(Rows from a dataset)

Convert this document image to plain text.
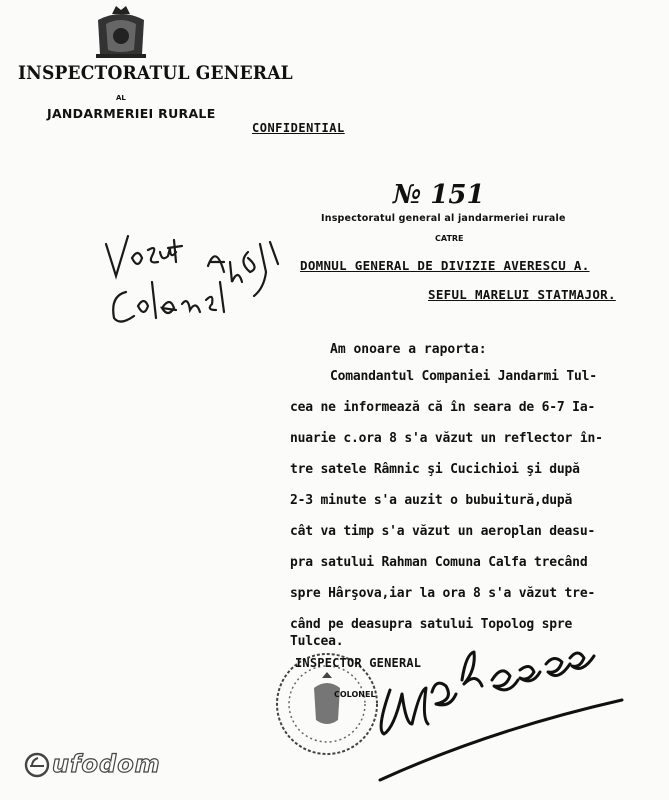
INSPECTORATUL GENERAL
AL
JANDARMERIEI RURALE
CONFIDENTIAL
№ 151
Inspectoratul general al jandarmeriei rurale
CATRE
DOMNUL GENERAL DE DIVIZIE AVERESCU A.
SEFUL MARELUI STATMAJOR.
Am onoare a raporta:
Comandantul Companiei Jandarmi Tul-
cea ne informează că în seara de 6-7 Ia-
nuarie c.ora 8 s'a văzut un reflector în-
tre satele Râmnic şi Cucichioi şi după
2-3 minute s'a auzit o bubuitură,după
cât va timp s'a văzut un aeroplan deasu-
pra satului Rahman Comuna Calfa trecând
spre Hârşova,iar la ora 8 s'a văzut tre-
când pe deasupra satului Topolog spre
Tulcea.
INSPECTOR GENERAL
COLONEL
ufodom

**AIM**
Go through the listing above and write it out again exactly, dropping the pictures.

**COMPLETED TASK**
Convert this document image to plain text.
INSPECTORATUL GENERAL
AL
JANDARMERIEI RURALE
CONFIDENTIAL
№ 151
Inspectoratul general al jandarmeriei rurale
CATRE
DOMNUL GENERAL DE DIVIZIE AVERESCU A.
SEFUL MARELUI STATMAJOR.
Am onoare a raporta:
Comandantul Companiei Jandarmi Tul-
cea ne informează că în seara de 6-7 Ia-
nuarie c.ora 8 s'a văzut un reflector în-
tre satele Râmnic şi Cucichioi şi după
2-3 minute s'a auzit o bubuitură,după
cât va timp s'a văzut un aeroplan deasu-
pra satului Rahman Comuna Calfa trecând
spre Hârşova,iar la ora 8 s'a văzut tre-
când pe deasupra satului Topolog spre
Tulcea.
INSPECTOR GENERAL
COLONEL
ufodom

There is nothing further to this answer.